-- START OF Supplied material --

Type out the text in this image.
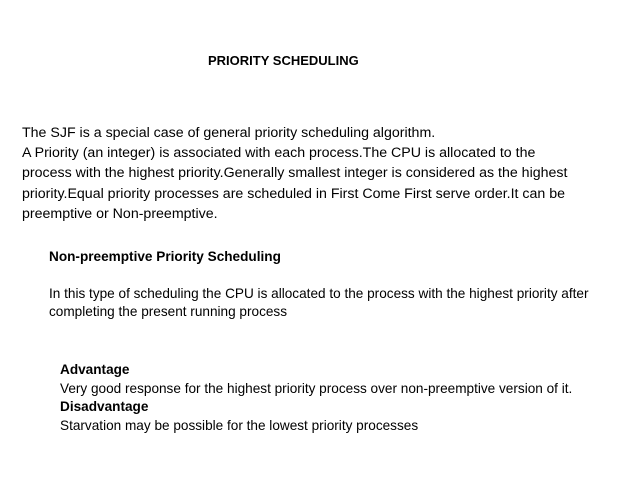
PRIORITY SCHEDULING

The SJF is a special case of general priority scheduling algorithm.

A Priority (an integer) is associated with each process.The CPU is allocated to the process with the highest priority.Generally smallest integer is considered as the highest priority.Equal priority processes are scheduled in First Come First serve order.It can be preemptive or Non-preemptive.

Non-preemptive Priority Scheduling

In this type of scheduling the CPU is allocated to the process with the highest priority after completing the present running process

Advantage

Very good response for the highest priority process over non-preemptive version of it.

Disadvantage

Starvation may be possible for the lowest priority processes
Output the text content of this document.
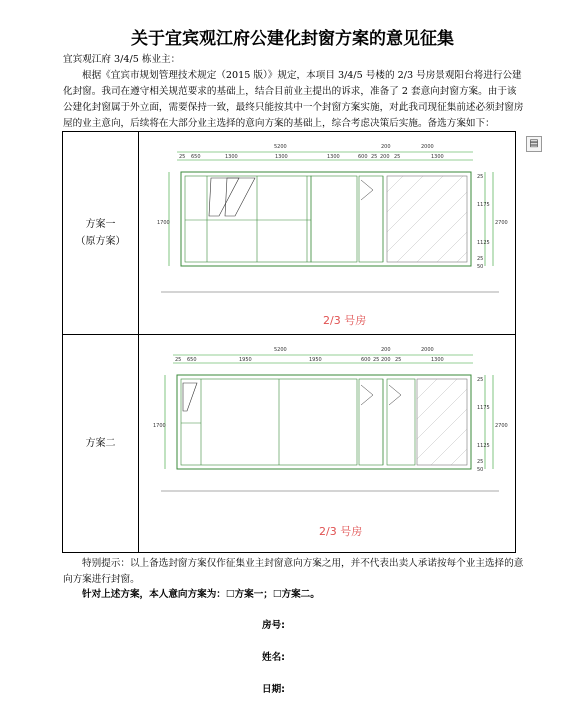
关于宜宾观江府公建化封窗方案的意见征集
宜宾观江府 3/4/5 栋业主：
根据《宜宾市规划管理技术规定（2015 版）》规定，本项目 3/4/5 号楼的 2/3 号房景观阳台将进行公建化封窗。我司在遵守相关规范要求的基础上，结合目前业主提出的诉求，准备了 2 套意向封窗方案。由于该公建化封窗属于外立面，需要保持一致，最终只能按其中一个封窗方案实施，对此我司现征集前述必须封窗房屋的业主意向，后续将在大部分业主选择的意向方案的基础上，综合考虑决策后实施。备选方案如下：
▤
方案一
（原方案）
5200	200	2000
25 650	1300	1300	1300	600 25 200 25	1300
1700
25
1175
1125
25
50
2700
2/3 号房
方案二
5200	200	2000
25 650	1950	1950	600 25 200 25	1300
1700
25
1175
1125
25
50
2700
2/3 号房
特别提示：以上备选封窗方案仅作征集业主封窗意向方案之用，并不代表出卖人承诺按每个业主选择的意向方案进行封窗。
针对上述方案，本人意向方案为：☐方案一；☐方案二。
房号:
姓名:
日期:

-- END OF Supplied material --

Copy out all of the material exactly as written, without its pictures.

Type out the text in this image.
PRIORITY SCHEDULING

The SJF is a special case of general priority scheduling algorithm.

A Priority (an integer) is associated with each process.The CPU is allocated to the process with the highest priority.Generally smallest integer is considered as the highest priority.Equal priority processes are scheduled in First Come First serve order.It can be preemptive or Non-preemptive.

Non-preemptive Priority Scheduling

In this type of scheduling the CPU is allocated to the process with the highest priority after completing the present running process

Advantage

Very good response for the highest priority process over non-preemptive version of it.

Disadvantage

Starvation may be possible for the lowest priority processes
Output the text content of this document.
关于宜宾观江府公建化封窗方案的意见征集
宜宾观江府 3/4/5 栋业主：
根据《宜宾市规划管理技术规定（2015 版）》规定，本项目 3/4/5 号楼的 2/3 号房景观阳台将进行公建化封窗。我司在遵守相关规范要求的基础上，结合目前业主提出的诉求，准备了 2 套意向封窗方案。由于该公建化封窗属于外立面，需要保持一致，最终只能按其中一个封窗方案实施，对此我司现征集前述必须封窗房屋的业主意向，后续将在大部分业主选择的意向方案的基础上，综合考虑决策后实施。备选方案如下：
▤
方案一
（原方案）
5200	200	2000
25 650	1300	1300	1300	600 25 200 25	1300
1700
25
1175
1125
25
50
2700
2/3 号房
方案二
5200	200	2000
25 650	1950	1950	600 25 200 25	1300
1700
25
1175
1125
25
50
2700
2/3 号房
特别提示：以上备选封窗方案仅作征集业主封窗意向方案之用，并不代表出卖人承诺按每个业主选择的意向方案进行封窗。
针对上述方案，本人意向方案为：☐方案一；☐方案二。
房号:
姓名:
日期:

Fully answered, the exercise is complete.